### What to work on
Quote all of the entries word for word.
--- Given information ---
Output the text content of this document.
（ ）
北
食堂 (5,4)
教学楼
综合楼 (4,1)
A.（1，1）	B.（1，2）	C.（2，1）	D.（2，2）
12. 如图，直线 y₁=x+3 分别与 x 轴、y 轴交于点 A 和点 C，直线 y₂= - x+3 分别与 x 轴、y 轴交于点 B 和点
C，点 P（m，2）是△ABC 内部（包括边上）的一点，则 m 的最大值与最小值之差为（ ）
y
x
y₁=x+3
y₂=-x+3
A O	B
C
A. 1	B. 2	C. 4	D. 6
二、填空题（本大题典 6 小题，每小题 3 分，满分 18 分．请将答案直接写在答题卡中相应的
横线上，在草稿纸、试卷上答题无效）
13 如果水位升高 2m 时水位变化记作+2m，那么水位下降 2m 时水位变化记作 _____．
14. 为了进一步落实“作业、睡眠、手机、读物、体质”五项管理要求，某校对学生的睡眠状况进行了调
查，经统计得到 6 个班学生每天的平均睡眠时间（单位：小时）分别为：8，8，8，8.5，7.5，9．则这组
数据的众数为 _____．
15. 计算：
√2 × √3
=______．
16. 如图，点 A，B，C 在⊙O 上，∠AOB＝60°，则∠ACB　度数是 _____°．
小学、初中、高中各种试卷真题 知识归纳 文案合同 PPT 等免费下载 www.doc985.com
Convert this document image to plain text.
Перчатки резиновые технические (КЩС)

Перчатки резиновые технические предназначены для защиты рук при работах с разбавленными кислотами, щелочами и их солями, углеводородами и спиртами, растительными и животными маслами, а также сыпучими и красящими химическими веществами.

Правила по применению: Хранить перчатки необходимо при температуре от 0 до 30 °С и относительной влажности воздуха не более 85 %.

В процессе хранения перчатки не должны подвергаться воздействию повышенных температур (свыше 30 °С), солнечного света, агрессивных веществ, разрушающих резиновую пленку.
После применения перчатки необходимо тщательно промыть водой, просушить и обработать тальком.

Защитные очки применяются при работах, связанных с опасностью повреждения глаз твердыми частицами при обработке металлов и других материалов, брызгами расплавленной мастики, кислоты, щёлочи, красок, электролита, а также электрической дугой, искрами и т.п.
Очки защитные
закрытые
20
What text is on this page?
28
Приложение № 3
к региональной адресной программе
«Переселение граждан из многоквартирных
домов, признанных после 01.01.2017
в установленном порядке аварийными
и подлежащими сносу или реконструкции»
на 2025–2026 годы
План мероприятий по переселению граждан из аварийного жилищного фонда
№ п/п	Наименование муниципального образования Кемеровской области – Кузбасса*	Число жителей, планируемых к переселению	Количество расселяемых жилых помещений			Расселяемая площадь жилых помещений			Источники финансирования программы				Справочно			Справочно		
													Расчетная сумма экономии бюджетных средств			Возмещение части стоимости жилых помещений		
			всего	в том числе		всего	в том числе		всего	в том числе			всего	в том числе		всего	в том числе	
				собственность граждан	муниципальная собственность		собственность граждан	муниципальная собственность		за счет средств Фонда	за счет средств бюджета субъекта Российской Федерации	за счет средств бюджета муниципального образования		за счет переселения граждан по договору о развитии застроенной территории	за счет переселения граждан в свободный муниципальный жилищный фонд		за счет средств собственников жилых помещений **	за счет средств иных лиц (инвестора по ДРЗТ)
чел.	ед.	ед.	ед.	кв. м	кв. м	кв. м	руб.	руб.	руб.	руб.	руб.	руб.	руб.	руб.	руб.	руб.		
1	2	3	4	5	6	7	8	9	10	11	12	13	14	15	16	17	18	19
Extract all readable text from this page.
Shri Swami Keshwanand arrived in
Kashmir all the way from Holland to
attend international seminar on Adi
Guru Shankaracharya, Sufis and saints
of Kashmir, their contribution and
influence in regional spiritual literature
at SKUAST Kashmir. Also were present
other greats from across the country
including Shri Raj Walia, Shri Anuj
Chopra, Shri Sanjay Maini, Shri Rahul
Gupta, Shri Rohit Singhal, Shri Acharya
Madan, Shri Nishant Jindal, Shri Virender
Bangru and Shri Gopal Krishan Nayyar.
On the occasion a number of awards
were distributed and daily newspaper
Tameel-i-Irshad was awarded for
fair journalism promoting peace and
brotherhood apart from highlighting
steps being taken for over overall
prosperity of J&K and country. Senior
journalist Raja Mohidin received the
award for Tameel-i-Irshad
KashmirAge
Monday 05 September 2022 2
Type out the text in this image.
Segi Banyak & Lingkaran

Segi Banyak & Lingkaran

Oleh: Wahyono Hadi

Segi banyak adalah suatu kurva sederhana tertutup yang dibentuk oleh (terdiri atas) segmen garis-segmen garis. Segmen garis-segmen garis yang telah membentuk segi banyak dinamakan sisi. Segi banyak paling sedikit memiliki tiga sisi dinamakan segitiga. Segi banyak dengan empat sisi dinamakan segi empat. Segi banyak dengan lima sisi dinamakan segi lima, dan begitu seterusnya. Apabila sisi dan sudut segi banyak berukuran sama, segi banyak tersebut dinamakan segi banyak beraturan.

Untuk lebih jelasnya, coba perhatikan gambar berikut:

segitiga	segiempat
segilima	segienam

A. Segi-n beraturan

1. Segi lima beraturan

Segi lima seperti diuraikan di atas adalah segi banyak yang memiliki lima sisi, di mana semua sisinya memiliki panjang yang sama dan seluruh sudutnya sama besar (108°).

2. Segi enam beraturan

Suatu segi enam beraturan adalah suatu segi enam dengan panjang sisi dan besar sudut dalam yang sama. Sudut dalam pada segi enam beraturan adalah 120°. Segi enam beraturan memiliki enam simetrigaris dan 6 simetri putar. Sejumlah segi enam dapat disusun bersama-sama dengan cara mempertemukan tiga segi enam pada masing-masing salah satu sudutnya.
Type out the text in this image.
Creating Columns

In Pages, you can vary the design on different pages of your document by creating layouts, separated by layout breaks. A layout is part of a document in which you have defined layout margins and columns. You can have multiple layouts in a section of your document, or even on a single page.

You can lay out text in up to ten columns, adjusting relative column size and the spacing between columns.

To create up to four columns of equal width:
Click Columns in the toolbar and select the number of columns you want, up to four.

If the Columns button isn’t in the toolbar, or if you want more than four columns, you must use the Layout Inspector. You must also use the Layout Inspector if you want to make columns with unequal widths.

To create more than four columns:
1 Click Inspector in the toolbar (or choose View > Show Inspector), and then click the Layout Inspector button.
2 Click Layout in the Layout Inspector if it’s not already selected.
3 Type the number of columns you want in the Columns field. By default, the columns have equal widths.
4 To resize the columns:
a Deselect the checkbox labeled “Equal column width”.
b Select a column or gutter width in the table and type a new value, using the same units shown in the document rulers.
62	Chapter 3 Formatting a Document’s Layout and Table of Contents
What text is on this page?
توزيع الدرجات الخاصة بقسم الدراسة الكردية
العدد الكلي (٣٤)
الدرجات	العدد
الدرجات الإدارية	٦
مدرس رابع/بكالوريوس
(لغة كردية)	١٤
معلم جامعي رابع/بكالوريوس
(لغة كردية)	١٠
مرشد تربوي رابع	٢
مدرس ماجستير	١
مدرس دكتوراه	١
---
### Right answer
Output the text content of this document.
（ ）
北
食堂 (5,4)
教学楼
综合楼 (4,1)
A.（1，1）	B.（1，2）	C.（2，1）	D.（2，2）
12. 如图，直线 y₁=x+3 分别与 x 轴、y 轴交于点 A 和点 C，直线 y₂= - x+3 分别与 x 轴、y 轴交于点 B 和点
C，点 P（m，2）是△ABC 内部（包括边上）的一点，则 m 的最大值与最小值之差为（ ）
y
x
y₁=x+3
y₂=-x+3
A O	B
C
A. 1	B. 2	C. 4	D. 6
二、填空题（本大题典 6 小题，每小题 3 分，满分 18 分．请将答案直接写在答题卡中相应的
横线上，在草稿纸、试卷上答题无效）
13 如果水位升高 2m 时水位变化记作+2m，那么水位下降 2m 时水位变化记作 _____．
14. 为了进一步落实“作业、睡眠、手机、读物、体质”五项管理要求，某校对学生的睡眠状况进行了调
查，经统计得到 6 个班学生每天的平均睡眠时间（单位：小时）分别为：8，8，8，8.5，7.5，9．则这组
数据的众数为 _____．
15. 计算：
√2 × √3
=______．
16. 如图，点 A，B，C 在⊙O 上，∠AOB＝60°，则∠ACB　度数是 _____°．
小学、初中、高中各种试卷真题 知识归纳 文案合同 PPT 等免费下载 www.doc985.com
Convert this document image to plain text.
Перчатки резиновые технические (КЩС)

Перчатки резиновые технические предназначены для защиты рук при работах с разбавленными кислотами, щелочами и их солями, углеводородами и спиртами, растительными и животными маслами, а также сыпучими и красящими химическими веществами.

Правила по применению: Хранить перчатки необходимо при температуре от 0 до 30 °С и относительной влажности воздуха не более 85 %.

В процессе хранения перчатки не должны подвергаться воздействию повышенных температур (свыше 30 °С), солнечного света, агрессивных веществ, разрушающих резиновую пленку.
После применения перчатки необходимо тщательно промыть водой, просушить и обработать тальком.

Защитные очки применяются при работах, связанных с опасностью повреждения глаз твердыми частицами при обработке металлов и других материалов, брызгами расплавленной мастики, кислоты, щёлочи, красок, электролита, а также электрической дугой, искрами и т.п.
Очки защитные
закрытые
20
What text is on this page?
28
Приложение № 3
к региональной адресной программе
«Переселение граждан из многоквартирных
домов, признанных после 01.01.2017
в установленном порядке аварийными
и подлежащими сносу или реконструкции»
на 2025–2026 годы
План мероприятий по переселению граждан из аварийного жилищного фонда
№ п/п	Наименование муниципального образования Кемеровской области – Кузбасса*	Число жителей, планируемых к переселению	Количество расселяемых жилых помещений			Расселяемая площадь жилых помещений			Источники финансирования программы				Справочно			Справочно		
													Расчетная сумма экономии бюджетных средств			Возмещение части стоимости жилых помещений		
			всего	в том числе		всего	в том числе		всего	в том числе			всего	в том числе		всего	в том числе	
				собственность граждан	муниципальная собственность		собственность граждан	муниципальная собственность		за счет средств Фонда	за счет средств бюджета субъекта Российской Федерации	за счет средств бюджета муниципального образования		за счет переселения граждан по договору о развитии застроенной территории	за счет переселения граждан в свободный муниципальный жилищный фонд		за счет средств собственников жилых помещений **	за счет средств иных лиц (инвестора по ДРЗТ)
чел.	ед.	ед.	ед.	кв. м	кв. м	кв. м	руб.	руб.	руб.	руб.	руб.	руб.	руб.	руб.	руб.	руб.		
1	2	3	4	5	6	7	8	9	10	11	12	13	14	15	16	17	18	19
Extract all readable text from this page.
Shri Swami Keshwanand arrived in
Kashmir all the way from Holland to
attend international seminar on Adi
Guru Shankaracharya, Sufis and saints
of Kashmir, their contribution and
influence in regional spiritual literature
at SKUAST Kashmir. Also were present
other greats from across the country
including Shri Raj Walia, Shri Anuj
Chopra, Shri Sanjay Maini, Shri Rahul
Gupta, Shri Rohit Singhal, Shri Acharya
Madan, Shri Nishant Jindal, Shri Virender
Bangru and Shri Gopal Krishan Nayyar.
On the occasion a number of awards
were distributed and daily newspaper
Tameel-i-Irshad was awarded for
fair journalism promoting peace and
brotherhood apart from highlighting
steps being taken for over overall
prosperity of J&K and country. Senior
journalist Raja Mohidin received the
award for Tameel-i-Irshad
KashmirAge
Monday 05 September 2022 2
Type out the text in this image.
Segi Banyak & Lingkaran

Segi Banyak & Lingkaran

Oleh: Wahyono Hadi

Segi banyak adalah suatu kurva sederhana tertutup yang dibentuk oleh (terdiri atas) segmen garis-segmen garis. Segmen garis-segmen garis yang telah membentuk segi banyak dinamakan sisi. Segi banyak paling sedikit memiliki tiga sisi dinamakan segitiga. Segi banyak dengan empat sisi dinamakan segi empat. Segi banyak dengan lima sisi dinamakan segi lima, dan begitu seterusnya. Apabila sisi dan sudut segi banyak berukuran sama, segi banyak tersebut dinamakan segi banyak beraturan.

Untuk lebih jelasnya, coba perhatikan gambar berikut:

segitiga	segiempat
segilima	segienam

A. Segi-n beraturan

1. Segi lima beraturan

Segi lima seperti diuraikan di atas adalah segi banyak yang memiliki lima sisi, di mana semua sisinya memiliki panjang yang sama dan seluruh sudutnya sama besar (108°).

2. Segi enam beraturan

Suatu segi enam beraturan adalah suatu segi enam dengan panjang sisi dan besar sudut dalam yang sama. Sudut dalam pada segi enam beraturan adalah 120°. Segi enam beraturan memiliki enam simetrigaris dan 6 simetri putar. Sejumlah segi enam dapat disusun bersama-sama dengan cara mempertemukan tiga segi enam pada masing-masing salah satu sudutnya.
Type out the text in this image.
Creating Columns

In Pages, you can vary the design on different pages of your document by creating layouts, separated by layout breaks. A layout is part of a document in which you have defined layout margins and columns. You can have multiple layouts in a section of your document, or even on a single page.

You can lay out text in up to ten columns, adjusting relative column size and the spacing between columns.

To create up to four columns of equal width:
Click Columns in the toolbar and select the number of columns you want, up to four.

If the Columns button isn’t in the toolbar, or if you want more than four columns, you must use the Layout Inspector. You must also use the Layout Inspector if you want to make columns with unequal widths.

To create more than four columns:
1 Click Inspector in the toolbar (or choose View > Show Inspector), and then click the Layout Inspector button.
2 Click Layout in the Layout Inspector if it’s not already selected.
3 Type the number of columns you want in the Columns field. By default, the columns have equal widths.
4 To resize the columns:
a Deselect the checkbox labeled “Equal column width”.
b Select a column or gutter width in the table and type a new value, using the same units shown in the document rulers.
62	Chapter 3 Formatting a Document’s Layout and Table of Contents
What text is on this page?
توزيع الدرجات الخاصة بقسم الدراسة الكردية
العدد الكلي (٣٤)
الدرجات	العدد
الدرجات الإدارية	٦
مدرس رابع/بكالوريوس
(لغة كردية)	١٤
معلم جامعي رابع/بكالوريوس
(لغة كردية)	١٠
مرشد تربوي رابع	٢
مدرس ماجستير	١
مدرس دكتوراه	١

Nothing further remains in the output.